··· Dataset excerpts
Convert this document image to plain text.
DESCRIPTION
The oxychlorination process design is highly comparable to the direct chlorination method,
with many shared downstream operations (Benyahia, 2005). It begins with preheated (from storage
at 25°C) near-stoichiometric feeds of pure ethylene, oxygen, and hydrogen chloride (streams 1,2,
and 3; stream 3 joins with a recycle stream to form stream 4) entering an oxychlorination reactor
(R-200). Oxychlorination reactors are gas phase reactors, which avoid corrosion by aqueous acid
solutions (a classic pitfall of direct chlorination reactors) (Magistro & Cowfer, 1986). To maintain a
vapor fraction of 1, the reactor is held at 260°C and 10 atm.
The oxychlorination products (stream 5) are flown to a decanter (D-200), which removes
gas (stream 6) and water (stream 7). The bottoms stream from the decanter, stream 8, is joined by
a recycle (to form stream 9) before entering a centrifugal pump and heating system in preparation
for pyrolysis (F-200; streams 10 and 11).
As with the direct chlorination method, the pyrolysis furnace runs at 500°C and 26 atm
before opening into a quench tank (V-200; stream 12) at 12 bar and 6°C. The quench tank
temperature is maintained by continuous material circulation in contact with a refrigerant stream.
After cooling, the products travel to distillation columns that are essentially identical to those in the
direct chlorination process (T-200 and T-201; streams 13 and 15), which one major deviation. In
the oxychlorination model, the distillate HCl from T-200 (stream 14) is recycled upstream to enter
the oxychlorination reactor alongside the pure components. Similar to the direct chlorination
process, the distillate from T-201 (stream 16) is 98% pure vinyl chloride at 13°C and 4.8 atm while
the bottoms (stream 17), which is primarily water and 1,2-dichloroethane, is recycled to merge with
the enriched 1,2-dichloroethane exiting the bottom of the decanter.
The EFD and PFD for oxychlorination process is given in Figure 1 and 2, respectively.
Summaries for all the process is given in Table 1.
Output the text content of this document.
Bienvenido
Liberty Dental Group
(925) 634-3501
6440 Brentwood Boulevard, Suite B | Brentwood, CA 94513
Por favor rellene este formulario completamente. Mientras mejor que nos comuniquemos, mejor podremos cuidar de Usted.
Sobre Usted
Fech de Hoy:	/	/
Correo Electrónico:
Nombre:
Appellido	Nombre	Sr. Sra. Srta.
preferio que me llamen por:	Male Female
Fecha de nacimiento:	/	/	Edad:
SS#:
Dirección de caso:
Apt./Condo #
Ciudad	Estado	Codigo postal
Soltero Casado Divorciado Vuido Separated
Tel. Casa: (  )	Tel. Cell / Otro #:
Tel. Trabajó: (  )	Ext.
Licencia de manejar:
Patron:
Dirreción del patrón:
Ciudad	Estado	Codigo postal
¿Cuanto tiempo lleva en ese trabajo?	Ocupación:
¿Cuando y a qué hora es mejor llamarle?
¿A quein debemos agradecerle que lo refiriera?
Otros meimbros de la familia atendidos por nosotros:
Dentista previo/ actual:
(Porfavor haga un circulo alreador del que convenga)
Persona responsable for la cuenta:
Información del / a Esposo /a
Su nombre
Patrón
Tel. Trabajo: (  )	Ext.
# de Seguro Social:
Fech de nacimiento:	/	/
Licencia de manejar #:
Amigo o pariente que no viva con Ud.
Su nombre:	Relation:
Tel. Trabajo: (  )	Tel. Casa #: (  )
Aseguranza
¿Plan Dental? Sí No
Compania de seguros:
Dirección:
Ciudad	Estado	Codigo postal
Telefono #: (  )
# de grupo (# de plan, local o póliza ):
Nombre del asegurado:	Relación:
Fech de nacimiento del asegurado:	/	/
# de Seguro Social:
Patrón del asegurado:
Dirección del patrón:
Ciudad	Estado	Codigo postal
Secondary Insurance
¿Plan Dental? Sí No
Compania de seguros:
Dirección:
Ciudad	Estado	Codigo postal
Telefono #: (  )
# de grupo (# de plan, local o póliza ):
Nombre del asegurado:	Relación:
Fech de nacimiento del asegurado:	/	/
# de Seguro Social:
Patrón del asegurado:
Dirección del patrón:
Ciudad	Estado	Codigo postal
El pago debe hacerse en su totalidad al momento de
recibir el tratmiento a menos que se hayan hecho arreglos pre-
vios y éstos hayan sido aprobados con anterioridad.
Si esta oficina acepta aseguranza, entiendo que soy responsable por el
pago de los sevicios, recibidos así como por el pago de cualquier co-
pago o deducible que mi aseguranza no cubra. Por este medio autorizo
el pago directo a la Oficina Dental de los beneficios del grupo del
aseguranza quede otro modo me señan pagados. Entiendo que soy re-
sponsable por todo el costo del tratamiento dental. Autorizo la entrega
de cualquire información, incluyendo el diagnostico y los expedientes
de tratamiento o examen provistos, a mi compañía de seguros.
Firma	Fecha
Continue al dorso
······
Reproduce each line from the records that contains the word "responsable".

Persona responsable for la cuenta:
Si esta oficina acepta aseguranza, entiendo que soy responsable por el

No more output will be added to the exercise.